Given information:
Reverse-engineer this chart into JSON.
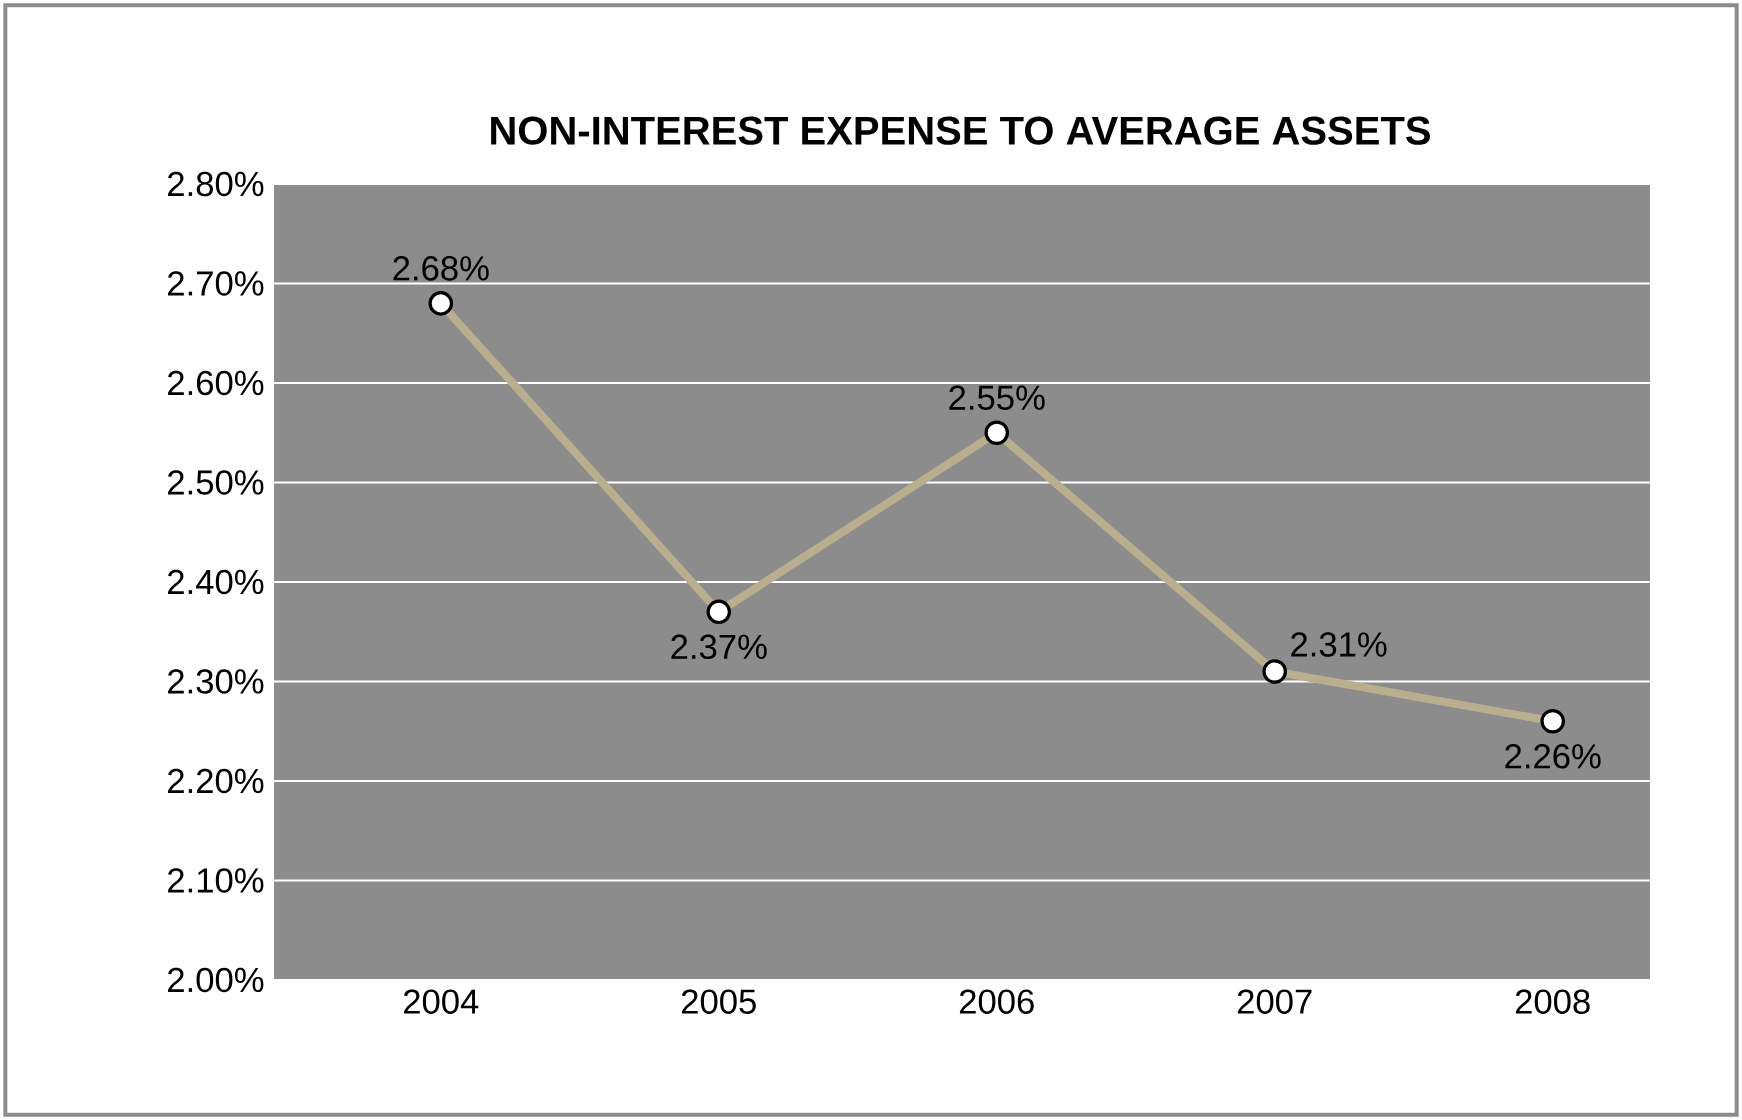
{
  "chart_data": {
    "type": "line",
    "title": "NON-INTEREST EXPENSE TO AVERAGE ASSETS",
    "categories": [
      "2004",
      "2005",
      "2006",
      "2007",
      "2008"
    ],
    "series": [
      {
        "color": "#b9ae8e",
        "values": [
          2.68,
          2.37,
          2.55,
          2.31,
          2.26
        ],
        "value_labels": [
          "2.68%",
          "2.37%",
          "2.55%",
          "2.31%",
          "2.26%"
        ]
      }
    ],
    "ylim": [
      2.0,
      2.8
    ],
    "yticks": [
      {
        "value": 2.0,
        "label": "2.00%"
      },
      {
        "value": 2.1,
        "label": "2.10%"
      },
      {
        "value": 2.2,
        "label": "2.20%"
      },
      {
        "value": 2.3,
        "label": "2.30%"
      },
      {
        "value": 2.4,
        "label": "2.40%"
      },
      {
        "value": 2.5,
        "label": "2.50%"
      },
      {
        "value": 2.6,
        "label": "2.60%"
      },
      {
        "value": 2.7,
        "label": "2.70%"
      },
      {
        "value": 2.8,
        "label": "2.80%"
      }
    ],
    "grid": "y",
    "marker": "circle",
    "line_style": "solid"
  }
}
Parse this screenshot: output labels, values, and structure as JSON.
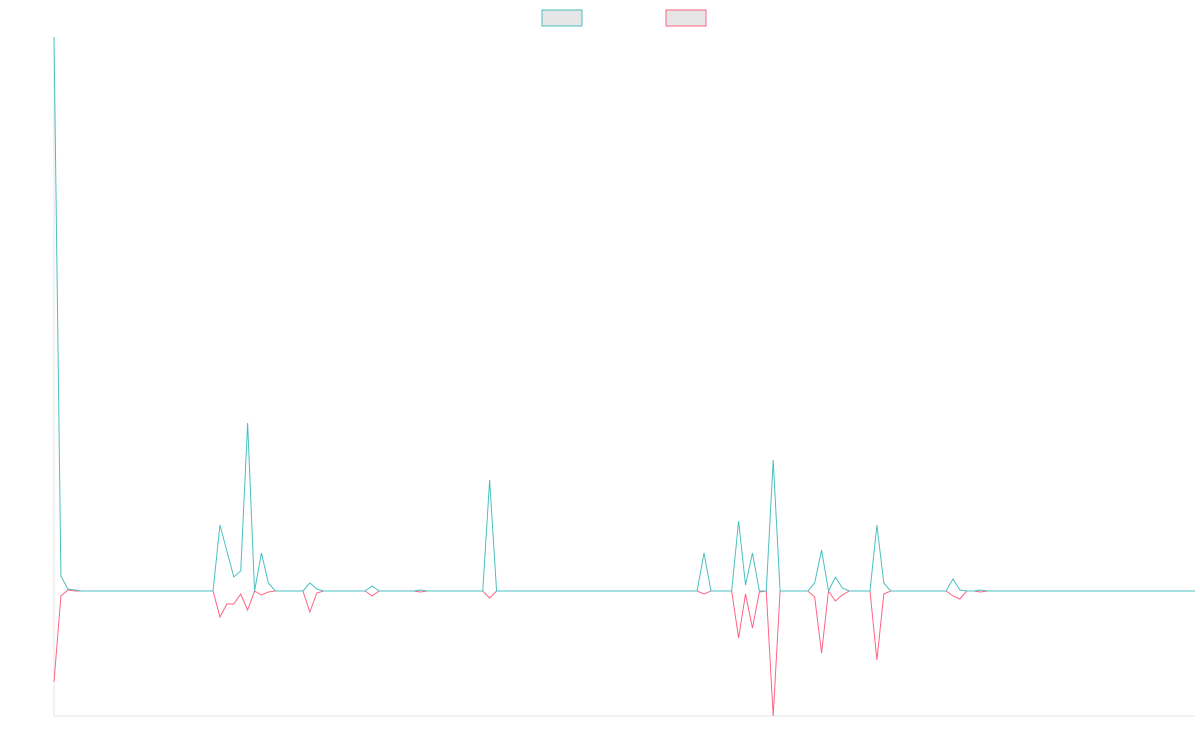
{
  "chart_data": {
    "type": "line",
    "ylim": [
      -125,
      554
    ],
    "legend": "top",
    "series": [
      {
        "color": "#4bc0c0",
        "values": [
          554,
          15,
          2,
          1,
          0,
          0,
          0,
          0,
          0,
          0,
          0,
          0,
          0,
          0,
          0,
          0,
          0,
          0,
          0,
          0,
          0,
          0,
          0,
          0,
          66,
          40,
          14,
          20,
          168,
          0,
          38,
          8,
          0,
          0,
          0,
          0,
          0,
          8,
          2,
          0,
          0,
          0,
          0,
          0,
          0,
          0,
          5,
          0,
          0,
          0,
          0,
          0,
          0,
          1,
          0,
          0,
          0,
          0,
          0,
          0,
          0,
          0,
          0,
          111,
          0,
          0,
          0,
          0,
          0,
          0,
          0,
          0,
          0,
          0,
          0,
          0,
          0,
          0,
          0,
          0,
          0,
          0,
          0,
          0,
          0,
          0,
          0,
          0,
          0,
          0,
          0,
          0,
          0,
          0,
          38,
          0,
          0,
          0,
          0,
          70,
          6,
          38,
          0,
          0,
          131,
          0,
          0,
          0,
          0,
          0,
          8,
          41,
          0,
          14,
          3,
          0,
          0,
          0,
          0,
          66,
          8,
          0,
          0,
          0,
          0,
          0,
          0,
          0,
          0,
          0,
          12,
          1,
          0,
          0,
          1,
          0,
          0,
          0,
          0,
          0,
          0,
          0,
          0,
          0,
          0,
          0,
          0,
          0,
          0,
          0,
          0,
          0,
          0,
          0,
          0,
          0,
          0,
          0,
          0,
          0,
          0,
          0,
          0,
          0,
          0,
          0
        ]
      },
      {
        "color": "#ff6384",
        "values": [
          -91,
          -5,
          1,
          0,
          0,
          0,
          0,
          0,
          0,
          0,
          0,
          0,
          0,
          0,
          0,
          0,
          0,
          0,
          0,
          0,
          0,
          0,
          0,
          0,
          -26,
          -13,
          -13,
          -3,
          -19,
          0,
          -4,
          -1,
          0,
          0,
          0,
          0,
          0,
          -21,
          -2,
          0,
          0,
          0,
          0,
          0,
          0,
          0,
          -5,
          0,
          0,
          0,
          0,
          0,
          0,
          -1,
          0,
          0,
          0,
          0,
          0,
          0,
          0,
          0,
          0,
          -7,
          0,
          0,
          0,
          0,
          0,
          0,
          0,
          0,
          0,
          0,
          0,
          0,
          0,
          0,
          0,
          0,
          0,
          0,
          0,
          0,
          0,
          0,
          0,
          0,
          0,
          0,
          0,
          0,
          0,
          0,
          -3,
          0,
          0,
          0,
          0,
          -47,
          -3,
          -37,
          -1,
          0,
          -125,
          0,
          0,
          0,
          0,
          0,
          -6,
          -62,
          0,
          -10,
          -4,
          0,
          0,
          0,
          0,
          -69,
          -3,
          0,
          0,
          0,
          0,
          0,
          0,
          0,
          0,
          0,
          -5,
          -8,
          0,
          0,
          -1,
          0,
          0,
          0,
          0,
          0,
          0,
          0,
          0,
          0,
          0,
          0,
          0,
          0,
          0,
          0,
          0,
          0,
          0,
          0,
          0,
          0,
          0,
          0,
          0,
          0,
          0,
          0,
          0,
          0,
          0,
          0
        ]
      }
    ]
  }
}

Goal of the exercise:
Identify every line above with the string "JSON" in it. Copy those lines.

Worked answer:
Reverse-engineer this chart into JSON.
Parse this screenshot: output labels, values, and structure as JSON.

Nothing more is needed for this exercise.